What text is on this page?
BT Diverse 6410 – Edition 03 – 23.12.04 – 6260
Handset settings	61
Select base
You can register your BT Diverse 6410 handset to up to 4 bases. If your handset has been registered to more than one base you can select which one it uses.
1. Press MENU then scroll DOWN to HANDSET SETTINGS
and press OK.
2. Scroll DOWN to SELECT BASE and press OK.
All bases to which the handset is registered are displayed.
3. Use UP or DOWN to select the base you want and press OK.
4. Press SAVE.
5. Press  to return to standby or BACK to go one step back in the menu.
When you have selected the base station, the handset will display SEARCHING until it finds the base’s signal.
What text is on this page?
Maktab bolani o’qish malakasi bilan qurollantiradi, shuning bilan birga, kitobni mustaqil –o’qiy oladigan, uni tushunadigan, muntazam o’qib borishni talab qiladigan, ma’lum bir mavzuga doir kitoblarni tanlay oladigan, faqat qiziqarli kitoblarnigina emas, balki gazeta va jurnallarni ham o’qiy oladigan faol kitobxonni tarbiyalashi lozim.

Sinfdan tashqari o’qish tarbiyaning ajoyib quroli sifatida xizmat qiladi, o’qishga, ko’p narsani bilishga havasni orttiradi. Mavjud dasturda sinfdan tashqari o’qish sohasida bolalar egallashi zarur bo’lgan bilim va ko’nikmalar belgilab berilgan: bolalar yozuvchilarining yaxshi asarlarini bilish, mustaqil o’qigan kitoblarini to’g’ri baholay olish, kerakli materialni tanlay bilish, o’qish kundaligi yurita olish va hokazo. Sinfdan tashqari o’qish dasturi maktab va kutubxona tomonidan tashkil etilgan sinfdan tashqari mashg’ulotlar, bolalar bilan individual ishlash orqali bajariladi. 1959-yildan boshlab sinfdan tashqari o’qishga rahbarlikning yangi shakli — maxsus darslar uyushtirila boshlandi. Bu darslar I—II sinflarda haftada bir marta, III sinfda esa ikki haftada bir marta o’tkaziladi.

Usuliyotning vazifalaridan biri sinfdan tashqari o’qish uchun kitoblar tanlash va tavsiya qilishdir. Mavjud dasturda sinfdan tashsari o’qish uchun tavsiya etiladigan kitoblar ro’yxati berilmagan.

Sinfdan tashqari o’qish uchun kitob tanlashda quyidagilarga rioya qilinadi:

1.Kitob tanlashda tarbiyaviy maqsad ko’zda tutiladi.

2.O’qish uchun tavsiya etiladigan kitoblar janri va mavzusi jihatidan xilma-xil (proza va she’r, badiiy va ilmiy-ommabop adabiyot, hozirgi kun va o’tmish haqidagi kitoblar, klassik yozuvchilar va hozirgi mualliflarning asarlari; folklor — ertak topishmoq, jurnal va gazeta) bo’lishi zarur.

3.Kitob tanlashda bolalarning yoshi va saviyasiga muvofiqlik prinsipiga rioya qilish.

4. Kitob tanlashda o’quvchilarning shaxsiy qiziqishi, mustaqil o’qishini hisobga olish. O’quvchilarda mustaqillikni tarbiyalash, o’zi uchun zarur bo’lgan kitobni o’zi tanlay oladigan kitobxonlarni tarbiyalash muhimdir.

···

* **Your task**
Repeat the data in its entirety, character for character.

* **Worked solution**
What text is on this page?
BT Diverse 6410 – Edition 03 – 23.12.04 – 6260
Handset settings	61
Select base
You can register your BT Diverse 6410 handset to up to 4 bases. If your handset has been registered to more than one base you can select which one it uses.
1. Press MENU then scroll DOWN to HANDSET SETTINGS
and press OK.
2. Scroll DOWN to SELECT BASE and press OK.
All bases to which the handset is registered are displayed.
3. Use UP or DOWN to select the base you want and press OK.
4. Press SAVE.
5. Press  to return to standby or BACK to go one step back in the menu.
When you have selected the base station, the handset will display SEARCHING until it finds the base’s signal.
What text is on this page?
Maktab bolani o’qish malakasi bilan qurollantiradi, shuning bilan birga, kitobni mustaqil –o’qiy oladigan, uni tushunadigan, muntazam o’qib borishni talab qiladigan, ma’lum bir mavzuga doir kitoblarni tanlay oladigan, faqat qiziqarli kitoblarnigina emas, balki gazeta va jurnallarni ham o’qiy oladigan faol kitobxonni tarbiyalashi lozim.

Sinfdan tashqari o’qish tarbiyaning ajoyib quroli sifatida xizmat qiladi, o’qishga, ko’p narsani bilishga havasni orttiradi. Mavjud dasturda sinfdan tashqari o’qish sohasida bolalar egallashi zarur bo’lgan bilim va ko’nikmalar belgilab berilgan: bolalar yozuvchilarining yaxshi asarlarini bilish, mustaqil o’qigan kitoblarini to’g’ri baholay olish, kerakli materialni tanlay bilish, o’qish kundaligi yurita olish va hokazo. Sinfdan tashqari o’qish dasturi maktab va kutubxona tomonidan tashkil etilgan sinfdan tashqari mashg’ulotlar, bolalar bilan individual ishlash orqali bajariladi. 1959-yildan boshlab sinfdan tashqari o’qishga rahbarlikning yangi shakli — maxsus darslar uyushtirila boshlandi. Bu darslar I—II sinflarda haftada bir marta, III sinfda esa ikki haftada bir marta o’tkaziladi.

Usuliyotning vazifalaridan biri sinfdan tashqari o’qish uchun kitoblar tanlash va tavsiya qilishdir. Mavjud dasturda sinfdan tashsari o’qish uchun tavsiya etiladigan kitoblar ro’yxati berilmagan.

Sinfdan tashqari o’qish uchun kitob tanlashda quyidagilarga rioya qilinadi:

1.Kitob tanlashda tarbiyaviy maqsad ko’zda tutiladi.

2.O’qish uchun tavsiya etiladigan kitoblar janri va mavzusi jihatidan xilma-xil (proza va she’r, badiiy va ilmiy-ommabop adabiyot, hozirgi kun va o’tmish haqidagi kitoblar, klassik yozuvchilar va hozirgi mualliflarning asarlari; folklor — ertak topishmoq, jurnal va gazeta) bo’lishi zarur.

3.Kitob tanlashda bolalarning yoshi va saviyasiga muvofiqlik prinsipiga rioya qilish.

4. Kitob tanlashda o’quvchilarning shaxsiy qiziqishi, mustaqil o’qishini hisobga olish. O’quvchilarda mustaqillikni tarbiyalash, o’zi uchun zarur bo’lgan kitobni o’zi tanlay oladigan kitobxonlarni tarbiyalash muhimdir.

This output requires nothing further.